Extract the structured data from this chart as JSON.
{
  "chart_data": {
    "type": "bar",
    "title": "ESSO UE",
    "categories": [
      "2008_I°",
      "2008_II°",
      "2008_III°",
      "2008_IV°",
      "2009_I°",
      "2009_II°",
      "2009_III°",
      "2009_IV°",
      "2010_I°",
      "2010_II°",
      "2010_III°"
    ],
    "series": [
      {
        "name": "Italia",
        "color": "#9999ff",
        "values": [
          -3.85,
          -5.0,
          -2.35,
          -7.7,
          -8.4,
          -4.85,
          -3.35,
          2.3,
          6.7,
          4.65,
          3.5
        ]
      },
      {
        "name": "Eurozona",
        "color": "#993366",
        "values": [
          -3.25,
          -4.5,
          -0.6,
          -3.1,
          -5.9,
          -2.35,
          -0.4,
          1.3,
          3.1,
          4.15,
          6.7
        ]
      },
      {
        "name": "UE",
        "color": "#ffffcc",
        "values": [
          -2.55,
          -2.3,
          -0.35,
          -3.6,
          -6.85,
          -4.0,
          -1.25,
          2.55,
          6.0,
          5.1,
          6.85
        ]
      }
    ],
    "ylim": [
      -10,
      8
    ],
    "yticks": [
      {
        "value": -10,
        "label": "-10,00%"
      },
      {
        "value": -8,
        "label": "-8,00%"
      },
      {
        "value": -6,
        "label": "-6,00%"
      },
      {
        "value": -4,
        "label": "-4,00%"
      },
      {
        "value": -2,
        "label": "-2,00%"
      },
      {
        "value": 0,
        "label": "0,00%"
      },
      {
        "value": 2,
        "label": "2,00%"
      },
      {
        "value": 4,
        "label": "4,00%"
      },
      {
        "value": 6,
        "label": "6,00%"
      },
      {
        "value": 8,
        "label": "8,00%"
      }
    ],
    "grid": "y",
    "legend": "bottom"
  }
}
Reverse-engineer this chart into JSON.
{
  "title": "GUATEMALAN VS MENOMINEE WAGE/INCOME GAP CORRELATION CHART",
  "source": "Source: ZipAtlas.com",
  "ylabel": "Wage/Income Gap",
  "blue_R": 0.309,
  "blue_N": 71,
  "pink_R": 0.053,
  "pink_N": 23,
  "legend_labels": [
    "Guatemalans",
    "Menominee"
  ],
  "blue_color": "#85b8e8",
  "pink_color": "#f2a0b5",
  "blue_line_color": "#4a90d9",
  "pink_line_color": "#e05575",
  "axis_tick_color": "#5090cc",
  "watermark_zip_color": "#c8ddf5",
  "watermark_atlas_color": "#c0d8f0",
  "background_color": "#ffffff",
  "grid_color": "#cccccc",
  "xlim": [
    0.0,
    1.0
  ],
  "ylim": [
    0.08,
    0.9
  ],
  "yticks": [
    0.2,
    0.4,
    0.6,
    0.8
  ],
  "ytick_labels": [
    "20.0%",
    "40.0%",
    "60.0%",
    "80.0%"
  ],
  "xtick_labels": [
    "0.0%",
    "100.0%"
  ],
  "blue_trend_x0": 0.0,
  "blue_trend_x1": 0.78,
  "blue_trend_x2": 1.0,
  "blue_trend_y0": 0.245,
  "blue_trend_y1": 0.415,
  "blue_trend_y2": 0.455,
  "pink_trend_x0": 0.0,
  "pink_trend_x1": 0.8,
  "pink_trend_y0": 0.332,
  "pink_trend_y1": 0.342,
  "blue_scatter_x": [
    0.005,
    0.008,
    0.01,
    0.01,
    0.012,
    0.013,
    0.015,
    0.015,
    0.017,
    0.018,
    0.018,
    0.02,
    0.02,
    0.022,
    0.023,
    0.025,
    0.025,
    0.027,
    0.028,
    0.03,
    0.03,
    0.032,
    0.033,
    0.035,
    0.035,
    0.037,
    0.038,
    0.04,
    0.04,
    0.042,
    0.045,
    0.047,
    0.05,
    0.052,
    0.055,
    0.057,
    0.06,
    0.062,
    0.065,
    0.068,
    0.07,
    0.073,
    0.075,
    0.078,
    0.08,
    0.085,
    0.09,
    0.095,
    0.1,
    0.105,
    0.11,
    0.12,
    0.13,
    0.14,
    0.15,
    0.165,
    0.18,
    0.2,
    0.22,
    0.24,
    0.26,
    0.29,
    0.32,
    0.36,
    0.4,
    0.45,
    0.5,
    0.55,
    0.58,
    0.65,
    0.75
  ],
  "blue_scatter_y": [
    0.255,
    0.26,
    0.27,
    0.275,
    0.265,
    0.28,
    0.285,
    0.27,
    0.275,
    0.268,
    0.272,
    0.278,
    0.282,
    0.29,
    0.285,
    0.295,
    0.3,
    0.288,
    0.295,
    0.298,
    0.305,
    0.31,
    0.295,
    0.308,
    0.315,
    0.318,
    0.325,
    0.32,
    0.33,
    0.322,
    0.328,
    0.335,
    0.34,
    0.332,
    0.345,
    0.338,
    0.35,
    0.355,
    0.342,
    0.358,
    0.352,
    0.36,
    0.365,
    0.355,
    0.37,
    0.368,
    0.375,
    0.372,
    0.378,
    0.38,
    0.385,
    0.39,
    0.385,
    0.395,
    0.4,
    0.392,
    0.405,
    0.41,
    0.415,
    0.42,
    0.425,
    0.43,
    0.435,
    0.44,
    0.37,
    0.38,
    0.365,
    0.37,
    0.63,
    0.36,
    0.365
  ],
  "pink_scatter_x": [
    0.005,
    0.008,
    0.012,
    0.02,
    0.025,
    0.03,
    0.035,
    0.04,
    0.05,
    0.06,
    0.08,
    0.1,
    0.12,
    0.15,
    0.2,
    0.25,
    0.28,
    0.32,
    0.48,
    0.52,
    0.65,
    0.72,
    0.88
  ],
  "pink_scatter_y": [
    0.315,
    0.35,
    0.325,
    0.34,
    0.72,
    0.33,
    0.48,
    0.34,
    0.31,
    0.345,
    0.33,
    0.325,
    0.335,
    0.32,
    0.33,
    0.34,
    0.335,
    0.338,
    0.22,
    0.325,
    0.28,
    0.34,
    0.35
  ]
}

__________

## [GIVEN EXERCISE]
Return what is listed above, exactly and completely.

## [COMPLETED EXERCISE]
Extract the structured data from this chart as JSON.
{
  "chart_data": {
    "type": "bar",
    "title": "ESSO UE",
    "categories": [
      "2008_I°",
      "2008_II°",
      "2008_III°",
      "2008_IV°",
      "2009_I°",
      "2009_II°",
      "2009_III°",
      "2009_IV°",
      "2010_I°",
      "2010_II°",
      "2010_III°"
    ],
    "series": [
      {
        "name": "Italia",
        "color": "#9999ff",
        "values": [
          -3.85,
          -5.0,
          -2.35,
          -7.7,
          -8.4,
          -4.85,
          -3.35,
          2.3,
          6.7,
          4.65,
          3.5
        ]
      },
      {
        "name": "Eurozona",
        "color": "#993366",
        "values": [
          -3.25,
          -4.5,
          -0.6,
          -3.1,
          -5.9,
          -2.35,
          -0.4,
          1.3,
          3.1,
          4.15,
          6.7
        ]
      },
      {
        "name": "UE",
        "color": "#ffffcc",
        "values": [
          -2.55,
          -2.3,
          -0.35,
          -3.6,
          -6.85,
          -4.0,
          -1.25,
          2.55,
          6.0,
          5.1,
          6.85
        ]
      }
    ],
    "ylim": [
      -10,
      8
    ],
    "yticks": [
      {
        "value": -10,
        "label": "-10,00%"
      },
      {
        "value": -8,
        "label": "-8,00%"
      },
      {
        "value": -6,
        "label": "-6,00%"
      },
      {
        "value": -4,
        "label": "-4,00%"
      },
      {
        "value": -2,
        "label": "-2,00%"
      },
      {
        "value": 0,
        "label": "0,00%"
      },
      {
        "value": 2,
        "label": "2,00%"
      },
      {
        "value": 4,
        "label": "4,00%"
      },
      {
        "value": 6,
        "label": "6,00%"
      },
      {
        "value": 8,
        "label": "8,00%"
      }
    ],
    "grid": "y",
    "legend": "bottom"
  }
}
Reverse-engineer this chart into JSON.
{
  "title": "GUATEMALAN VS MENOMINEE WAGE/INCOME GAP CORRELATION CHART",
  "source": "Source: ZipAtlas.com",
  "ylabel": "Wage/Income Gap",
  "blue_R": 0.309,
  "blue_N": 71,
  "pink_R": 0.053,
  "pink_N": 23,
  "legend_labels": [
    "Guatemalans",
    "Menominee"
  ],
  "blue_color": "#85b8e8",
  "pink_color": "#f2a0b5",
  "blue_line_color": "#4a90d9",
  "pink_line_color": "#e05575",
  "axis_tick_color": "#5090cc",
  "watermark_zip_color": "#c8ddf5",
  "watermark_atlas_color": "#c0d8f0",
  "background_color": "#ffffff",
  "grid_color": "#cccccc",
  "xlim": [
    0.0,
    1.0
  ],
  "ylim": [
    0.08,
    0.9
  ],
  "yticks": [
    0.2,
    0.4,
    0.6,
    0.8
  ],
  "ytick_labels": [
    "20.0%",
    "40.0%",
    "60.0%",
    "80.0%"
  ],
  "xtick_labels": [
    "0.0%",
    "100.0%"
  ],
  "blue_trend_x0": 0.0,
  "blue_trend_x1": 0.78,
  "blue_trend_x2": 1.0,
  "blue_trend_y0": 0.245,
  "blue_trend_y1": 0.415,
  "blue_trend_y2": 0.455,
  "pink_trend_x0": 0.0,
  "pink_trend_x1": 0.8,
  "pink_trend_y0": 0.332,
  "pink_trend_y1": 0.342,
  "blue_scatter_x": [
    0.005,
    0.008,
    0.01,
    0.01,
    0.012,
    0.013,
    0.015,
    0.015,
    0.017,
    0.018,
    0.018,
    0.02,
    0.02,
    0.022,
    0.023,
    0.025,
    0.025,
    0.027,
    0.028,
    0.03,
    0.03,
    0.032,
    0.033,
    0.035,
    0.035,
    0.037,
    0.038,
    0.04,
    0.04,
    0.042,
    0.045,
    0.047,
    0.05,
    0.052,
    0.055,
    0.057,
    0.06,
    0.062,
    0.065,
    0.068,
    0.07,
    0.073,
    0.075,
    0.078,
    0.08,
    0.085,
    0.09,
    0.095,
    0.1,
    0.105,
    0.11,
    0.12,
    0.13,
    0.14,
    0.15,
    0.165,
    0.18,
    0.2,
    0.22,
    0.24,
    0.26,
    0.29,
    0.32,
    0.36,
    0.4,
    0.45,
    0.5,
    0.55,
    0.58,
    0.65,
    0.75
  ],
  "blue_scatter_y": [
    0.255,
    0.26,
    0.27,
    0.275,
    0.265,
    0.28,
    0.285,
    0.27,
    0.275,
    0.268,
    0.272,
    0.278,
    0.282,
    0.29,
    0.285,
    0.295,
    0.3,
    0.288,
    0.295,
    0.298,
    0.305,
    0.31,
    0.295,
    0.308,
    0.315,
    0.318,
    0.325,
    0.32,
    0.33,
    0.322,
    0.328,
    0.335,
    0.34,
    0.332,
    0.345,
    0.338,
    0.35,
    0.355,
    0.342,
    0.358,
    0.352,
    0.36,
    0.365,
    0.355,
    0.37,
    0.368,
    0.375,
    0.372,
    0.378,
    0.38,
    0.385,
    0.39,
    0.385,
    0.395,
    0.4,
    0.392,
    0.405,
    0.41,
    0.415,
    0.42,
    0.425,
    0.43,
    0.435,
    0.44,
    0.37,
    0.38,
    0.365,
    0.37,
    0.63,
    0.36,
    0.365
  ],
  "pink_scatter_x": [
    0.005,
    0.008,
    0.012,
    0.02,
    0.025,
    0.03,
    0.035,
    0.04,
    0.05,
    0.06,
    0.08,
    0.1,
    0.12,
    0.15,
    0.2,
    0.25,
    0.28,
    0.32,
    0.48,
    0.52,
    0.65,
    0.72,
    0.88
  ],
  "pink_scatter_y": [
    0.315,
    0.35,
    0.325,
    0.34,
    0.72,
    0.33,
    0.48,
    0.34,
    0.31,
    0.345,
    0.33,
    0.325,
    0.335,
    0.32,
    0.33,
    0.34,
    0.335,
    0.338,
    0.22,
    0.325,
    0.28,
    0.34,
    0.35
  ]
}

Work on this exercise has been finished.